Available records -
------------------------------
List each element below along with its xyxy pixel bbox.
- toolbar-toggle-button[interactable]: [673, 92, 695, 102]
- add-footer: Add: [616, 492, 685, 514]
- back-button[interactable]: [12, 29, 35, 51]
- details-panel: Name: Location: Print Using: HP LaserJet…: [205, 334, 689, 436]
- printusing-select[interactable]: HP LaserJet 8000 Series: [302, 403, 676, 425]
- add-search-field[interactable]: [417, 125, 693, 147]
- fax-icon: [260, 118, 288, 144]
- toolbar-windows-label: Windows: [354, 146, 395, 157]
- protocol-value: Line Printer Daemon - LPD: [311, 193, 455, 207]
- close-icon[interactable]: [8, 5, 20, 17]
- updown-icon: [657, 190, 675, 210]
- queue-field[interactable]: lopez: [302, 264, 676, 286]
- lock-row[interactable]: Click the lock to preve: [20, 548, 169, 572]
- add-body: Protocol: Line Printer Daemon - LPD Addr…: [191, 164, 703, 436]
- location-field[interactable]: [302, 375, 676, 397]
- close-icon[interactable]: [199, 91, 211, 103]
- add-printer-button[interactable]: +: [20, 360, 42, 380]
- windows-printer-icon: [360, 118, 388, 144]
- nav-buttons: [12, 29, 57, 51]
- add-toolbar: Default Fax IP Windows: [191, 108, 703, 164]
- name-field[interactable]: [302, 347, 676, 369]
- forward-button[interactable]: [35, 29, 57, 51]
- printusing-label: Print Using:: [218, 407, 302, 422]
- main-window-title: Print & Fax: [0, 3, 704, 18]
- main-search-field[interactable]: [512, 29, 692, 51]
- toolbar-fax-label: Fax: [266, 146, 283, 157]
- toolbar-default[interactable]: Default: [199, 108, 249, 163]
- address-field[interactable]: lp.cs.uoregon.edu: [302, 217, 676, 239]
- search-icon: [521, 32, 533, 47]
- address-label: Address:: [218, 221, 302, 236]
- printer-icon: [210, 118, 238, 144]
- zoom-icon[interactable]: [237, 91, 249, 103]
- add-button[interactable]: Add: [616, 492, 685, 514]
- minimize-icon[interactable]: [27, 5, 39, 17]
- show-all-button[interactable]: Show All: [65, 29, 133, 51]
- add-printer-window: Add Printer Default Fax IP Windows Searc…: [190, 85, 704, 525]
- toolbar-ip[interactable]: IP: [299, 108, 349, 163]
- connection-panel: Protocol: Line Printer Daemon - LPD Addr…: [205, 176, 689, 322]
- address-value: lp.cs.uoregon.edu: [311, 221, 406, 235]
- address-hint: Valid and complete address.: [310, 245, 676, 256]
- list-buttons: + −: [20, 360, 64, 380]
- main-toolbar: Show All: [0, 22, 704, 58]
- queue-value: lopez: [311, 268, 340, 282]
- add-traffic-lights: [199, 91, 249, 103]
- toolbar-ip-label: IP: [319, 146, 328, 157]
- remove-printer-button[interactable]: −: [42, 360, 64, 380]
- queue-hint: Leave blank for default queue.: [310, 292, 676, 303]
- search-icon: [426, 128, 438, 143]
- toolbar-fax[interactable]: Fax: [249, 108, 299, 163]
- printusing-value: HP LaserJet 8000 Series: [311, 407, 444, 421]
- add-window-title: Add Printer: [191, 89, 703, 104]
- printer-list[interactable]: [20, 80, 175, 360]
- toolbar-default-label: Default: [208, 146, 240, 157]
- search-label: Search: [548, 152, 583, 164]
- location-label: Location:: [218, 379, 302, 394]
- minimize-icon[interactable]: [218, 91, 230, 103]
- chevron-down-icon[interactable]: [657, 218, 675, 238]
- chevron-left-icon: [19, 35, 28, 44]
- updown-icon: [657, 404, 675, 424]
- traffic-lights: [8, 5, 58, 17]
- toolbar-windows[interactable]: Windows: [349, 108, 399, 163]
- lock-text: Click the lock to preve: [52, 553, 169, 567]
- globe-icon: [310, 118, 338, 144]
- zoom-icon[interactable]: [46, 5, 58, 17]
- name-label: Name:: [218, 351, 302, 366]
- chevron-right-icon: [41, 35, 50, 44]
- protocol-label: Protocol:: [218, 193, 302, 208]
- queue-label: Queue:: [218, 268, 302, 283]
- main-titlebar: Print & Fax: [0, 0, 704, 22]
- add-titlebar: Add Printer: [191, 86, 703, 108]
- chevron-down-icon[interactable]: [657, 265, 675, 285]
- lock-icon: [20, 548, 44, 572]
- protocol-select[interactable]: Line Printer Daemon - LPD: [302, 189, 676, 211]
------------------------------
Task instructions - Convert the records, from the first line up to and including the line containing "- nav-buttons: [12, 29, 57, 51]", into a numbered list, leaving out any blank lines.

Problem solution -
1. List each element below along with its xyxy pixel bbox.
2. - toolbar-toggle-button[interactable]: [673, 92, 695, 102]
3. - add-footer: Add: [616, 492, 685, 514]
4. - back-button[interactable]: [12, 29, 35, 51]
5. - details-panel: Name: Location: Print Using: HP LaserJet…: [205, 334, 689, 436]
6. - printusing-select[interactable]: HP LaserJet 8000 Series: [302, 403, 676, 425]
7. - add-search-field[interactable]: [417, 125, 693, 147]
8. - fax-icon: [260, 118, 288, 144]
9. - toolbar-windows-label: Windows: [354, 146, 395, 157]
10. - protocol-value: Line Printer Daemon - LPD: [311, 193, 455, 207]
11. - close-icon[interactable]: [8, 5, 20, 17]
12. - updown-icon: [657, 190, 675, 210]
13. - queue-field[interactable]: lopez: [302, 264, 676, 286]
14. - lock-row[interactable]: Click the lock to preve: [20, 548, 169, 572]
15. - add-body: Protocol: Line Printer Daemon - LPD Addr…: [191, 164, 703, 436]
16. - location-field[interactable]: [302, 375, 676, 397]
17. - close-icon[interactable]: [199, 91, 211, 103]
18. - add-printer-button[interactable]: +: [20, 360, 42, 380]
19. - windows-printer-icon: [360, 118, 388, 144]
20. - nav-buttons: [12, 29, 57, 51]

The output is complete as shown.